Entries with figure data
------------------------------

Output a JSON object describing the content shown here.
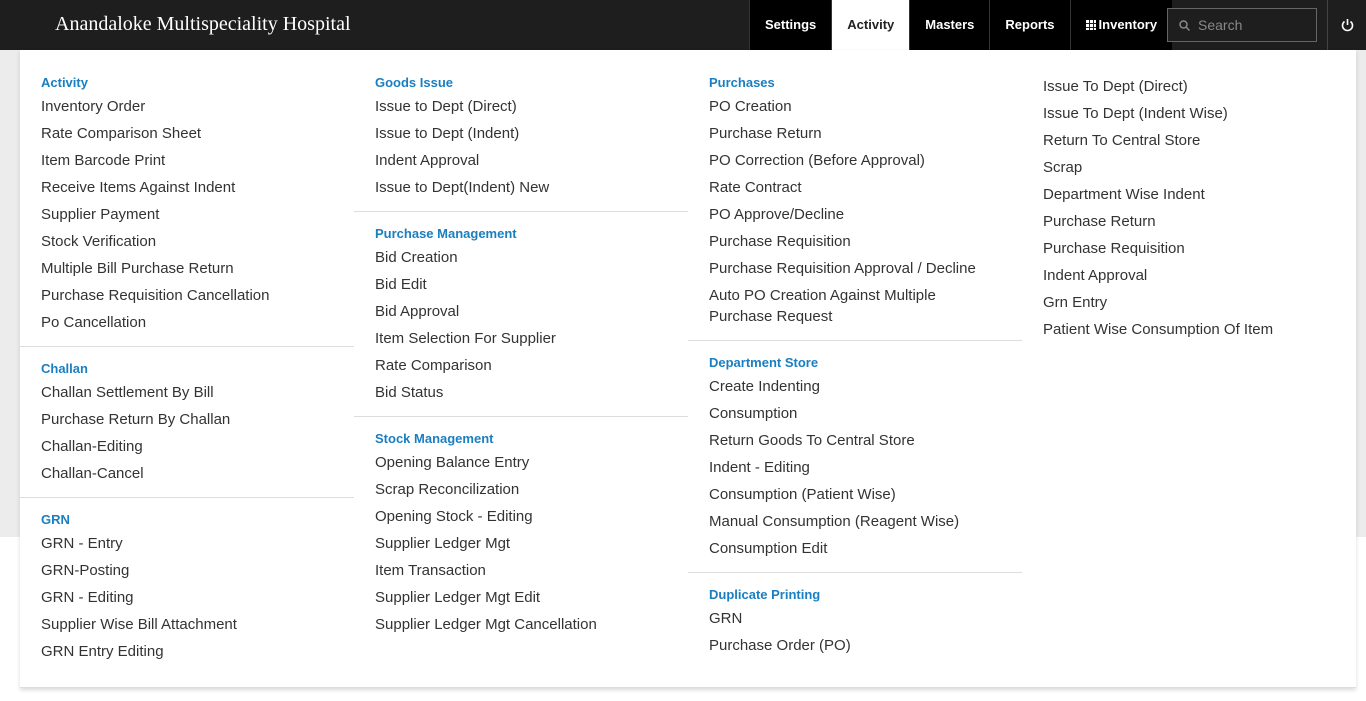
{
  "header": {
    "title": "Anandaloke Multispeciality Hospital"
  },
  "nav": {
    "items": [
      "Settings",
      "Activity",
      "Masters",
      "Reports",
      "Inventory"
    ],
    "active_item": 1,
    "search": "Search"
  },
  "menu": {
    "columns": [
      [
        {
          "heading": "Activity",
          "items": [
            "Inventory Order",
            "Rate Comparison Sheet",
            "Item Barcode Print",
            "Receive Items Against Indent",
            "Supplier Payment",
            "Stock Verification",
            "Multiple Bill Purchase Return",
            "Purchase Requisition Cancellation",
            "Po Cancellation"
          ]
        },
        {
          "heading": "Challan",
          "items": [
            "Challan Settlement By Bill",
            "Purchase Return By Challan",
            "Challan-Editing",
            "Challan-Cancel"
          ]
        },
        {
          "heading": "GRN",
          "items": [
            "GRN - Entry",
            "GRN-Posting",
            "GRN - Editing",
            "Supplier Wise Bill Attachment",
            "GRN Entry Editing"
          ]
        }
      ],
      [
        {
          "heading": "Goods Issue",
          "items": [
            "Issue to Dept (Direct)",
            "Issue to Dept (Indent)",
            "Indent Approval",
            "Issue to Dept(Indent) New"
          ]
        },
        {
          "heading": "Purchase Management",
          "items": [
            "Bid Creation",
            "Bid Edit",
            "Bid Approval",
            "Item Selection For Supplier",
            "Rate Comparison",
            "Bid Status"
          ]
        },
        {
          "heading": "Stock Management",
          "items": [
            "Opening Balance Entry",
            "Scrap Reconcilization",
            "Opening Stock - Editing",
            "Supplier Ledger Mgt",
            "Item Transaction",
            "Supplier Ledger Mgt Edit",
            "Supplier Ledger Mgt Cancellation"
          ]
        }
      ],
      [
        {
          "heading": "Purchases",
          "items": [
            "PO Creation",
            "Purchase Return",
            "PO Correction (Before Approval)",
            "Rate Contract",
            "PO Approve/Decline",
            "Purchase Requisition",
            "Purchase Requisition Approval / Decline",
            "Auto PO Creation Against Multiple Purchase Request"
          ]
        },
        {
          "heading": "Department Store",
          "items": [
            "Create Indenting",
            "Consumption",
            "Return Goods To Central Store",
            "Indent - Editing",
            "Consumption (Patient Wise)",
            "Manual Consumption (Reagent Wise)",
            "Consumption Edit"
          ]
        },
        {
          "heading": "Duplicate Printing",
          "items": [
            "GRN",
            "Purchase Order (PO)"
          ]
        }
      ],
      [
        {
          "items": [
            "Issue To Dept (Direct)",
            "Issue To Dept (Indent Wise)",
            "Return To Central Store",
            "Scrap",
            "Department Wise Indent",
            "Purchase Return",
            "Purchase Requisition",
            "Indent Approval",
            "Grn Entry",
            "Patient Wise Consumption Of Item"
          ]
        }
      ]
    ]
  }
}
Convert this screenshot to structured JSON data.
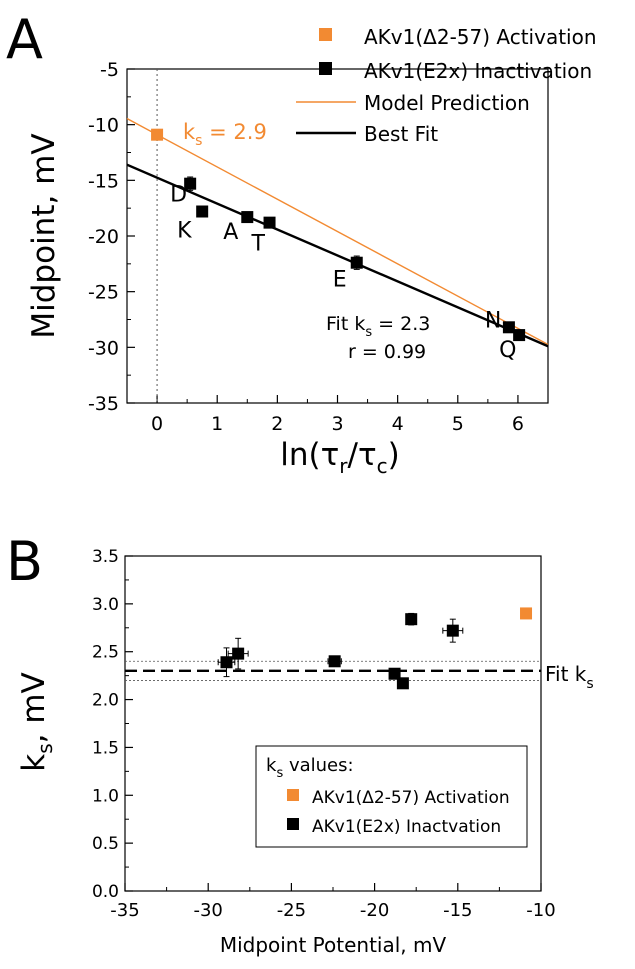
{
  "colors": {
    "activation": "#f28a32",
    "inactivation": "#000000",
    "model": "#f28a32",
    "fit": "#000000"
  },
  "chart_data": [
    {
      "panel": "A",
      "type": "scatter",
      "xlabel_main": "ln(",
      "xlabel_tau1": "τ",
      "xlabel_sub1": "r",
      "xlabel_slash": "/",
      "xlabel_tau2": "τ",
      "xlabel_sub2": "c",
      "xlabel_close": ")",
      "ylabel": "Midpoint, mV",
      "xlim": [
        -0.5,
        6.5
      ],
      "ylim": [
        -35,
        -5
      ],
      "xticks": [
        0,
        1,
        2,
        3,
        4,
        5,
        6
      ],
      "yticks": [
        -35,
        -30,
        -25,
        -20,
        -15,
        -10,
        -5
      ],
      "legend": [
        {
          "label": "AKv1(Δ2-57) Activation",
          "kind": "square",
          "color": "#f28a32"
        },
        {
          "label": "AKv1(E2x) Inactivation",
          "kind": "square",
          "color": "#000000"
        },
        {
          "label": "Model Prediction",
          "kind": "line",
          "color": "#f28a32"
        },
        {
          "label": "Best Fit",
          "kind": "line",
          "color": "#000000"
        }
      ],
      "vline_x": 0,
      "series": [
        {
          "name": "AKv1(Δ2-57) Activation",
          "color": "#f28a32",
          "points": [
            {
              "x": 0,
              "y": -10.9,
              "label": ""
            }
          ]
        },
        {
          "name": "AKv1(E2x) Inactivation",
          "color": "#000000",
          "points": [
            {
              "x": 0.55,
              "y": -15.3,
              "yerr": 0.6,
              "label": "D"
            },
            {
              "x": 0.75,
              "y": -17.8,
              "yerr": 0,
              "label": "K"
            },
            {
              "x": 1.5,
              "y": -18.3,
              "yerr": 0.3,
              "label": "A"
            },
            {
              "x": 1.87,
              "y": -18.8,
              "yerr": 0.3,
              "label": "T"
            },
            {
              "x": 3.32,
              "y": -22.4,
              "yerr": 0.6,
              "label": "E"
            },
            {
              "x": 5.85,
              "y": -28.2,
              "yerr": 0.4,
              "label": "N"
            },
            {
              "x": 6.02,
              "y": -28.9,
              "yerr": 0.3,
              "label": "Q"
            }
          ]
        }
      ],
      "lines": [
        {
          "name": "Model Prediction",
          "color": "#f28a32",
          "x": [
            -0.5,
            6.5
          ],
          "y": [
            -9.45,
            -29.75
          ],
          "width": 1.4
        },
        {
          "name": "Best Fit",
          "color": "#000000",
          "x": [
            -0.5,
            6.5
          ],
          "y": [
            -13.6,
            -29.9
          ],
          "width": 2.4
        }
      ],
      "annotations": {
        "ks_main": "k",
        "ks_sub": "s",
        "ks_value": " = 2.9",
        "fit_main": "Fit k",
        "fit_sub": "s",
        "fit_value": " = 2.3",
        "r_text": "r = 0.99"
      }
    },
    {
      "panel": "B",
      "type": "scatter",
      "xlabel": "Midpoint Potential, mV",
      "ylabel_main": "k",
      "ylabel_sub": "s",
      "ylabel_rest": ", mV",
      "xlim": [
        -35,
        -10
      ],
      "ylim": [
        0.0,
        3.5
      ],
      "xticks": [
        -35,
        -30,
        -25,
        -20,
        -15,
        -10
      ],
      "yticks": [
        0.0,
        0.5,
        1.0,
        1.5,
        2.0,
        2.5,
        3.0,
        3.5
      ],
      "ytick_labels": [
        "0.0",
        "0.5",
        "1.0",
        "1.5",
        "2.0",
        "2.5",
        "3.0",
        "3.5"
      ],
      "fit_ks": 2.3,
      "fit_band": [
        2.2,
        2.4
      ],
      "fit_label_main": "Fit k",
      "fit_label_sub": "s",
      "legend_title_main": "k",
      "legend_title_sub": "s",
      "legend_title_rest": " values:",
      "legend": [
        {
          "label": "AKv1(Δ2-57) Activation",
          "color": "#f28a32"
        },
        {
          "label": "AKv1(E2x) Inactvation",
          "color": "#000000"
        }
      ],
      "series": [
        {
          "name": "AKv1(Δ2-57) Activation",
          "color": "#f28a32",
          "points": [
            {
              "x": -10.9,
              "y": 2.9,
              "xerr": 0,
              "yerr": 0
            }
          ]
        },
        {
          "name": "AKv1(E2x) Inactvation",
          "color": "#000000",
          "points": [
            {
              "x": -28.9,
              "y": 2.39,
              "xerr": 0.5,
              "yerr": 0.15
            },
            {
              "x": -28.2,
              "y": 2.48,
              "xerr": 0.6,
              "yerr": 0.16
            },
            {
              "x": -22.4,
              "y": 2.4,
              "xerr": 0.4,
              "yerr": 0.05
            },
            {
              "x": -18.8,
              "y": 2.27,
              "xerr": 0.3,
              "yerr": 0.05
            },
            {
              "x": -18.3,
              "y": 2.17,
              "xerr": 0.3,
              "yerr": 0.05
            },
            {
              "x": -17.8,
              "y": 2.84,
              "xerr": 0.3,
              "yerr": 0.06
            },
            {
              "x": -15.3,
              "y": 2.72,
              "xerr": 0.6,
              "yerr": 0.12
            }
          ]
        }
      ]
    }
  ],
  "panel_letters": {
    "a": "A",
    "b": "B"
  }
}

------------------------------

= WRITTEN TASK =
Gather each line of the records holding the string "Approval".

= THE RESULT =
            "Indent Approval",
            "Bid Approval",
            "PO Correction (Before Approval)",
            "Purchase Requisition Approval / Decline",
            "Indent Approval",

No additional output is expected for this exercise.